(Data records)
==============================
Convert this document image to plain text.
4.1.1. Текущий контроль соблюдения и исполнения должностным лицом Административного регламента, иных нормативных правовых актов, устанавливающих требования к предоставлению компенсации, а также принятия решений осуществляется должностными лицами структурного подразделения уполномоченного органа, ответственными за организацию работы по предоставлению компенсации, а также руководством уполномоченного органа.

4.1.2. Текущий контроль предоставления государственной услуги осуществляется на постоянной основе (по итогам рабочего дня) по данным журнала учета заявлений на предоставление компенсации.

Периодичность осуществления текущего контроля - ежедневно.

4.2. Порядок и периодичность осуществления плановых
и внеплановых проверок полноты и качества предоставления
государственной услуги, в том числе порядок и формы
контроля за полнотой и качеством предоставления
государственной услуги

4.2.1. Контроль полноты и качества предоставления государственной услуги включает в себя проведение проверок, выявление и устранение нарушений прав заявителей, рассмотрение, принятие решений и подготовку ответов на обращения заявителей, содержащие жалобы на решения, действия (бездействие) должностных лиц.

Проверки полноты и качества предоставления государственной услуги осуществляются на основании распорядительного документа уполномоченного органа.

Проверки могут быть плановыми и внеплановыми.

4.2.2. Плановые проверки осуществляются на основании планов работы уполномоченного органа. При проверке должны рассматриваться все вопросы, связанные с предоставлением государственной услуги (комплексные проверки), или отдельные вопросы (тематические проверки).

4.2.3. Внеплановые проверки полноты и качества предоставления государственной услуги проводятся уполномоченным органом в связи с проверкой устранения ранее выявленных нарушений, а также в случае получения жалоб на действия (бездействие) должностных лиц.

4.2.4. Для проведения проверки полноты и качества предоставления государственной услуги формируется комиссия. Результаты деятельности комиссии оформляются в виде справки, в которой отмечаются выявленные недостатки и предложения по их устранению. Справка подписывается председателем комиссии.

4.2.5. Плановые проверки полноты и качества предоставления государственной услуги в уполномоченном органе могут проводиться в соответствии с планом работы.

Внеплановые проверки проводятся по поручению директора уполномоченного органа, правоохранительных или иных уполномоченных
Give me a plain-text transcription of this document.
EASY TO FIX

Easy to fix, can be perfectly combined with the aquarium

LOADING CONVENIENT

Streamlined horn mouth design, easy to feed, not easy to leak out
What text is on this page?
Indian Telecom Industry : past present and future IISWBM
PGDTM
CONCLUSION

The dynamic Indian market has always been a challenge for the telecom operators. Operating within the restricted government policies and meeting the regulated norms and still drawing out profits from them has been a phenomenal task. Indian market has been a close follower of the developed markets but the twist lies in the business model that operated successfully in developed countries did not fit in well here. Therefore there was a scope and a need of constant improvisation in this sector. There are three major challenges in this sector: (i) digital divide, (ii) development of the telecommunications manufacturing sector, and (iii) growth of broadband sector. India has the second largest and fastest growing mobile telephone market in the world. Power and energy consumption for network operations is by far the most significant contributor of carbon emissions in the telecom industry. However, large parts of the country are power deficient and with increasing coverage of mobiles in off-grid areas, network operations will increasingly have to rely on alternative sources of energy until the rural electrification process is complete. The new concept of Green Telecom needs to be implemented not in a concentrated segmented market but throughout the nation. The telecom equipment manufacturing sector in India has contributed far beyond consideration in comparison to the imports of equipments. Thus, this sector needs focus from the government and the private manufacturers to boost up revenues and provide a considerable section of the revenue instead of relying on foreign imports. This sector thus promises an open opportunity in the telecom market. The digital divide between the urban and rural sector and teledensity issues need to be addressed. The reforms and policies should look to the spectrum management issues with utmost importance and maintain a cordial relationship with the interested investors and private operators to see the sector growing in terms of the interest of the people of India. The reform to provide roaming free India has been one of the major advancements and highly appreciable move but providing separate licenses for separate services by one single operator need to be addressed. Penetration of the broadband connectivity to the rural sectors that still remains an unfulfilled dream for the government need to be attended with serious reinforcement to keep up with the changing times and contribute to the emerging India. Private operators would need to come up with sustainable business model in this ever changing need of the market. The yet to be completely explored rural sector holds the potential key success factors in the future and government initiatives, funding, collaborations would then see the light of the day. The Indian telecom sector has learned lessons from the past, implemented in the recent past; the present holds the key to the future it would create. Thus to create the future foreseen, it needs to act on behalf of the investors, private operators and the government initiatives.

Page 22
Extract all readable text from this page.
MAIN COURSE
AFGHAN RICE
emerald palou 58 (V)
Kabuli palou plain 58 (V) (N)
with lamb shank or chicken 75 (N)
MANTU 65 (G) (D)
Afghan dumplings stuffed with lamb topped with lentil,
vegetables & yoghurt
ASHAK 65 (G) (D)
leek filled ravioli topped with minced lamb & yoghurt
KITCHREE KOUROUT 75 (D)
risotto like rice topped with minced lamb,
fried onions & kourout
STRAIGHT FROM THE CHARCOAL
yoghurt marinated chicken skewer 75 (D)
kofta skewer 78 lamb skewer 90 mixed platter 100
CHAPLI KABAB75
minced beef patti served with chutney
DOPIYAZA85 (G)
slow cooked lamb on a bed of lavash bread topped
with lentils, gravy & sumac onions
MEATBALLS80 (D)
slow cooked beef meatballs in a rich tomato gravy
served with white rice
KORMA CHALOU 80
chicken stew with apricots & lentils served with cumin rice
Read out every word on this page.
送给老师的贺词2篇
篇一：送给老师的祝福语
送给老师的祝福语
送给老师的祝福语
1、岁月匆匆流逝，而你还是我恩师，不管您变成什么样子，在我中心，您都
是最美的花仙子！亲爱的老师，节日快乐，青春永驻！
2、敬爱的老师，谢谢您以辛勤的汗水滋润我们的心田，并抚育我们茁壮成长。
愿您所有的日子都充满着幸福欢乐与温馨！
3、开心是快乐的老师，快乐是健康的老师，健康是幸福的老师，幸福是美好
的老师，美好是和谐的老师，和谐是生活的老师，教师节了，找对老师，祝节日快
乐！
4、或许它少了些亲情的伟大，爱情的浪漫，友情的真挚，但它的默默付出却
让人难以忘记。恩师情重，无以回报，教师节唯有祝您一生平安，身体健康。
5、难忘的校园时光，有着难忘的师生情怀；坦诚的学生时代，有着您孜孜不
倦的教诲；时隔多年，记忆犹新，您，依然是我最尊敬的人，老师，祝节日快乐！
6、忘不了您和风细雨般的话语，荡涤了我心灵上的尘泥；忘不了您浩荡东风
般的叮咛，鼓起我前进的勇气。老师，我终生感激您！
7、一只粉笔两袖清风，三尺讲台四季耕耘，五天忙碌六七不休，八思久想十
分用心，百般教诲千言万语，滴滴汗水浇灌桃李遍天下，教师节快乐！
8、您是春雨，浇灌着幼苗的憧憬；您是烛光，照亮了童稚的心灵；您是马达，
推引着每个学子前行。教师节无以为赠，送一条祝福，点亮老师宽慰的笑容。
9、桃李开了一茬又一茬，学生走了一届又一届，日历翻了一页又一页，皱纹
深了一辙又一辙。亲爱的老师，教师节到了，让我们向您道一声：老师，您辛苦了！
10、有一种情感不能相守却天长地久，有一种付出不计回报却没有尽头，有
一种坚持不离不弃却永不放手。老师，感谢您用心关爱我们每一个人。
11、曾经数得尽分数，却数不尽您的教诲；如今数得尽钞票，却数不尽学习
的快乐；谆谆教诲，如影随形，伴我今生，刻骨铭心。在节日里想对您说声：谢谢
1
==============================
- [What the task requires]
Generate an exact reproduction of all entries.

- [Written solution]
Convert this document image to plain text.
4.1.1. Текущий контроль соблюдения и исполнения должностным лицом Административного регламента, иных нормативных правовых актов, устанавливающих требования к предоставлению компенсации, а также принятия решений осуществляется должностными лицами структурного подразделения уполномоченного органа, ответственными за организацию работы по предоставлению компенсации, а также руководством уполномоченного органа.

4.1.2. Текущий контроль предоставления государственной услуги осуществляется на постоянной основе (по итогам рабочего дня) по данным журнала учета заявлений на предоставление компенсации.

Периодичность осуществления текущего контроля - ежедневно.

4.2. Порядок и периодичность осуществления плановых
и внеплановых проверок полноты и качества предоставления
государственной услуги, в том числе порядок и формы
контроля за полнотой и качеством предоставления
государственной услуги

4.2.1. Контроль полноты и качества предоставления государственной услуги включает в себя проведение проверок, выявление и устранение нарушений прав заявителей, рассмотрение, принятие решений и подготовку ответов на обращения заявителей, содержащие жалобы на решения, действия (бездействие) должностных лиц.

Проверки полноты и качества предоставления государственной услуги осуществляются на основании распорядительного документа уполномоченного органа.

Проверки могут быть плановыми и внеплановыми.

4.2.2. Плановые проверки осуществляются на основании планов работы уполномоченного органа. При проверке должны рассматриваться все вопросы, связанные с предоставлением государственной услуги (комплексные проверки), или отдельные вопросы (тематические проверки).

4.2.3. Внеплановые проверки полноты и качества предоставления государственной услуги проводятся уполномоченным органом в связи с проверкой устранения ранее выявленных нарушений, а также в случае получения жалоб на действия (бездействие) должностных лиц.

4.2.4. Для проведения проверки полноты и качества предоставления государственной услуги формируется комиссия. Результаты деятельности комиссии оформляются в виде справки, в которой отмечаются выявленные недостатки и предложения по их устранению. Справка подписывается председателем комиссии.

4.2.5. Плановые проверки полноты и качества предоставления государственной услуги в уполномоченном органе могут проводиться в соответствии с планом работы.

Внеплановые проверки проводятся по поручению директора уполномоченного органа, правоохранительных или иных уполномоченных
Give me a plain-text transcription of this document.
EASY TO FIX

Easy to fix, can be perfectly combined with the aquarium

LOADING CONVENIENT

Streamlined horn mouth design, easy to feed, not easy to leak out
What text is on this page?
Indian Telecom Industry : past present and future IISWBM
PGDTM
CONCLUSION

The dynamic Indian market has always been a challenge for the telecom operators. Operating within the restricted government policies and meeting the regulated norms and still drawing out profits from them has been a phenomenal task. Indian market has been a close follower of the developed markets but the twist lies in the business model that operated successfully in developed countries did not fit in well here. Therefore there was a scope and a need of constant improvisation in this sector. There are three major challenges in this sector: (i) digital divide, (ii) development of the telecommunications manufacturing sector, and (iii) growth of broadband sector. India has the second largest and fastest growing mobile telephone market in the world. Power and energy consumption for network operations is by far the most significant contributor of carbon emissions in the telecom industry. However, large parts of the country are power deficient and with increasing coverage of mobiles in off-grid areas, network operations will increasingly have to rely on alternative sources of energy until the rural electrification process is complete. The new concept of Green Telecom needs to be implemented not in a concentrated segmented market but throughout the nation. The telecom equipment manufacturing sector in India has contributed far beyond consideration in comparison to the imports of equipments. Thus, this sector needs focus from the government and the private manufacturers to boost up revenues and provide a considerable section of the revenue instead of relying on foreign imports. This sector thus promises an open opportunity in the telecom market. The digital divide between the urban and rural sector and teledensity issues need to be addressed. The reforms and policies should look to the spectrum management issues with utmost importance and maintain a cordial relationship with the interested investors and private operators to see the sector growing in terms of the interest of the people of India. The reform to provide roaming free India has been one of the major advancements and highly appreciable move but providing separate licenses for separate services by one single operator need to be addressed. Penetration of the broadband connectivity to the rural sectors that still remains an unfulfilled dream for the government need to be attended with serious reinforcement to keep up with the changing times and contribute to the emerging India. Private operators would need to come up with sustainable business model in this ever changing need of the market. The yet to be completely explored rural sector holds the potential key success factors in the future and government initiatives, funding, collaborations would then see the light of the day. The Indian telecom sector has learned lessons from the past, implemented in the recent past; the present holds the key to the future it would create. Thus to create the future foreseen, it needs to act on behalf of the investors, private operators and the government initiatives.

Page 22
Extract all readable text from this page.
MAIN COURSE
AFGHAN RICE
emerald palou 58 (V)
Kabuli palou plain 58 (V) (N)
with lamb shank or chicken 75 (N)
MANTU 65 (G) (D)
Afghan dumplings stuffed with lamb topped with lentil,
vegetables & yoghurt
ASHAK 65 (G) (D)
leek filled ravioli topped with minced lamb & yoghurt
KITCHREE KOUROUT 75 (D)
risotto like rice topped with minced lamb,
fried onions & kourout
STRAIGHT FROM THE CHARCOAL
yoghurt marinated chicken skewer 75 (D)
kofta skewer 78 lamb skewer 90 mixed platter 100
CHAPLI KABAB75
minced beef patti served with chutney
DOPIYAZA85 (G)
slow cooked lamb on a bed of lavash bread topped
with lentils, gravy & sumac onions
MEATBALLS80 (D)
slow cooked beef meatballs in a rich tomato gravy
served with white rice
KORMA CHALOU 80
chicken stew with apricots & lentils served with cumin rice
Read out every word on this page.
送给老师的贺词2篇
篇一：送给老师的祝福语
送给老师的祝福语
送给老师的祝福语
1、岁月匆匆流逝，而你还是我恩师，不管您变成什么样子，在我中心，您都
是最美的花仙子！亲爱的老师，节日快乐，青春永驻！
2、敬爱的老师，谢谢您以辛勤的汗水滋润我们的心田，并抚育我们茁壮成长。
愿您所有的日子都充满着幸福欢乐与温馨！
3、开心是快乐的老师，快乐是健康的老师，健康是幸福的老师，幸福是美好
的老师，美好是和谐的老师，和谐是生活的老师，教师节了，找对老师，祝节日快
乐！
4、或许它少了些亲情的伟大，爱情的浪漫，友情的真挚，但它的默默付出却
让人难以忘记。恩师情重，无以回报，教师节唯有祝您一生平安，身体健康。
5、难忘的校园时光，有着难忘的师生情怀；坦诚的学生时代，有着您孜孜不
倦的教诲；时隔多年，记忆犹新，您，依然是我最尊敬的人，老师，祝节日快乐！
6、忘不了您和风细雨般的话语，荡涤了我心灵上的尘泥；忘不了您浩荡东风
般的叮咛，鼓起我前进的勇气。老师，我终生感激您！
7、一只粉笔两袖清风，三尺讲台四季耕耘，五天忙碌六七不休，八思久想十
分用心，百般教诲千言万语，滴滴汗水浇灌桃李遍天下，教师节快乐！
8、您是春雨，浇灌着幼苗的憧憬；您是烛光，照亮了童稚的心灵；您是马达，
推引着每个学子前行。教师节无以为赠，送一条祝福，点亮老师宽慰的笑容。
9、桃李开了一茬又一茬，学生走了一届又一届，日历翻了一页又一页，皱纹
深了一辙又一辙。亲爱的老师，教师节到了，让我们向您道一声：老师，您辛苦了！
10、有一种情感不能相守却天长地久，有一种付出不计回报却没有尽头，有
一种坚持不离不弃却永不放手。老师，感谢您用心关爱我们每一个人。
11、曾经数得尽分数，却数不尽您的教诲；如今数得尽钞票，却数不尽学习
的快乐；谆谆教诲，如影随形，伴我今生，刻骨铭心。在节日里想对您说声：谢谢
1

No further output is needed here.